■ **Given problem**: Check every line of the entries that follow, and copy the ones containing "this".

■ **Entries provided**:
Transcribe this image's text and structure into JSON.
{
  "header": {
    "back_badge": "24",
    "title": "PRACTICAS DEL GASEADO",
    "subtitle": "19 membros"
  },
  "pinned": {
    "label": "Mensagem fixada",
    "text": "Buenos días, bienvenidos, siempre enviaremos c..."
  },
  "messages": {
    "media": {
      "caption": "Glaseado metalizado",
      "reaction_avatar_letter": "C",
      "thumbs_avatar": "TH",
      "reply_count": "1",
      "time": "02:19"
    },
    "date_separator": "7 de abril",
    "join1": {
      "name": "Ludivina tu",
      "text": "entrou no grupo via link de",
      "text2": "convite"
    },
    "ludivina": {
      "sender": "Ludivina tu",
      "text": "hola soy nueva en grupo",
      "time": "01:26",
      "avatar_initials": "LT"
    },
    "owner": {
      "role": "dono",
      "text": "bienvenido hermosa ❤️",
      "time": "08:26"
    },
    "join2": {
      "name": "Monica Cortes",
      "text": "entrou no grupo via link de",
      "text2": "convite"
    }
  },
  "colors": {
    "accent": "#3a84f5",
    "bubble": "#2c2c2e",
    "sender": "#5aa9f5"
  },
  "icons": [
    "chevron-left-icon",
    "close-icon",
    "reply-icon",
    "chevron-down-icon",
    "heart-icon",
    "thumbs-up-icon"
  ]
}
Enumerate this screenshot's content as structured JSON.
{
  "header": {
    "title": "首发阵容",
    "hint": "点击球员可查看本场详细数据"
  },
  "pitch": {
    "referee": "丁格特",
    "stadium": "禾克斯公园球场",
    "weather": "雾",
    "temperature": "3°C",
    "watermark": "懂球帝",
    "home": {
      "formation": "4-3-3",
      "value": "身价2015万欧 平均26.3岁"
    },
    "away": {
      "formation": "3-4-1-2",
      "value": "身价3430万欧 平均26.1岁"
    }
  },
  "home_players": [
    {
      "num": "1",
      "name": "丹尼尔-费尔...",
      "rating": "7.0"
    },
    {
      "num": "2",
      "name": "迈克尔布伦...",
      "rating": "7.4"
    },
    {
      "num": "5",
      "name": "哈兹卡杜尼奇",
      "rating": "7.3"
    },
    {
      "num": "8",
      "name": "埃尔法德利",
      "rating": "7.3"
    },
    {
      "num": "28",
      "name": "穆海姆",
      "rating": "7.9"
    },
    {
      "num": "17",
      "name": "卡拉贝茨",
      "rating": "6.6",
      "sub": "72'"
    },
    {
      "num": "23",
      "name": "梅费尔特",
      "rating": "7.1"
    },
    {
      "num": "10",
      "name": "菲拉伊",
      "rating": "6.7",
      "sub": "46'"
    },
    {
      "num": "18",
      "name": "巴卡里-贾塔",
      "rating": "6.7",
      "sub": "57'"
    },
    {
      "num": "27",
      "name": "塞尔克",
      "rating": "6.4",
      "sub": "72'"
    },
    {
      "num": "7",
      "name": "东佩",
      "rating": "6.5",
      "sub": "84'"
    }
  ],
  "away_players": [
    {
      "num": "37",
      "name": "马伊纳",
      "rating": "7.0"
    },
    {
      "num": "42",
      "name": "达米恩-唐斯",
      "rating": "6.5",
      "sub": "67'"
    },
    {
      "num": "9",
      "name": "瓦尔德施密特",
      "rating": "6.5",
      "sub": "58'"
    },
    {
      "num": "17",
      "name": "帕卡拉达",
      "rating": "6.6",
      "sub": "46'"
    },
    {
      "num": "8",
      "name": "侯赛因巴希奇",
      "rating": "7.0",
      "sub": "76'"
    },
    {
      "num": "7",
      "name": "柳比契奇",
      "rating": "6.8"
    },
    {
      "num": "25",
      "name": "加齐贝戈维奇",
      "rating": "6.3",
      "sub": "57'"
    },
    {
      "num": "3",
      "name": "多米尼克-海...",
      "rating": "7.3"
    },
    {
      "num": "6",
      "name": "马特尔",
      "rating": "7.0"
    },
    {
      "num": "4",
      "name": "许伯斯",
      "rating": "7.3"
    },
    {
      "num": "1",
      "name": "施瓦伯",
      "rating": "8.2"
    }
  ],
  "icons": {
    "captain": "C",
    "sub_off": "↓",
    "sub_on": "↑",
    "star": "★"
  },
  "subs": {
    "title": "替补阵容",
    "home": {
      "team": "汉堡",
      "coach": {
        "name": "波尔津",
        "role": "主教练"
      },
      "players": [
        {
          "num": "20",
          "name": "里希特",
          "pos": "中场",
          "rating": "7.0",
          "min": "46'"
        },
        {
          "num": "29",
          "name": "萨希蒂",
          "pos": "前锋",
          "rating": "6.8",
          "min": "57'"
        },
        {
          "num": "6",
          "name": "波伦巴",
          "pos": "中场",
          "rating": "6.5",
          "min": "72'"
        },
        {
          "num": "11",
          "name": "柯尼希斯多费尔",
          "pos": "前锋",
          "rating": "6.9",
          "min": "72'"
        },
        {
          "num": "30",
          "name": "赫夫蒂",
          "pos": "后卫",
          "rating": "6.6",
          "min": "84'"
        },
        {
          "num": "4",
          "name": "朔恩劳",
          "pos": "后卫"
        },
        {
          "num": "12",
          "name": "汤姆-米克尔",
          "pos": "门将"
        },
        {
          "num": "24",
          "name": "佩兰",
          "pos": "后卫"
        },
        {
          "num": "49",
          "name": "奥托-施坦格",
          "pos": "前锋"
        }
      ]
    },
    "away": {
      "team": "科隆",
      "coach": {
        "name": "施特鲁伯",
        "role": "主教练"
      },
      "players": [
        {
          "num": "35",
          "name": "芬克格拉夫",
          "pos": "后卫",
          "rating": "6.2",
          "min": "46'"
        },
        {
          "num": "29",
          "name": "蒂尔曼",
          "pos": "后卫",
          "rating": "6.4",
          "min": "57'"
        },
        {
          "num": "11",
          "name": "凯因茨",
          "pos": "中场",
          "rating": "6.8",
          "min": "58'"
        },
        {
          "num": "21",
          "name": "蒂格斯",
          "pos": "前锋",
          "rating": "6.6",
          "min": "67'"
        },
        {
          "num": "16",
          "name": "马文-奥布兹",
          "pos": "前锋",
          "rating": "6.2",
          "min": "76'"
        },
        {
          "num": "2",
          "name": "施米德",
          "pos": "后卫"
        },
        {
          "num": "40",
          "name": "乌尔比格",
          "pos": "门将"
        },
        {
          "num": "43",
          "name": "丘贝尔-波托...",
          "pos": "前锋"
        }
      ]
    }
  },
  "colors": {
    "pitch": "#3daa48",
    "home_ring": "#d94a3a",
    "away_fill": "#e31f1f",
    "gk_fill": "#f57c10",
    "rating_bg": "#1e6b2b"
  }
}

■ **Output of the task**:
Transcribe this image's text and structure into JSON.
Enumerate this screenshot's content as structured JSON.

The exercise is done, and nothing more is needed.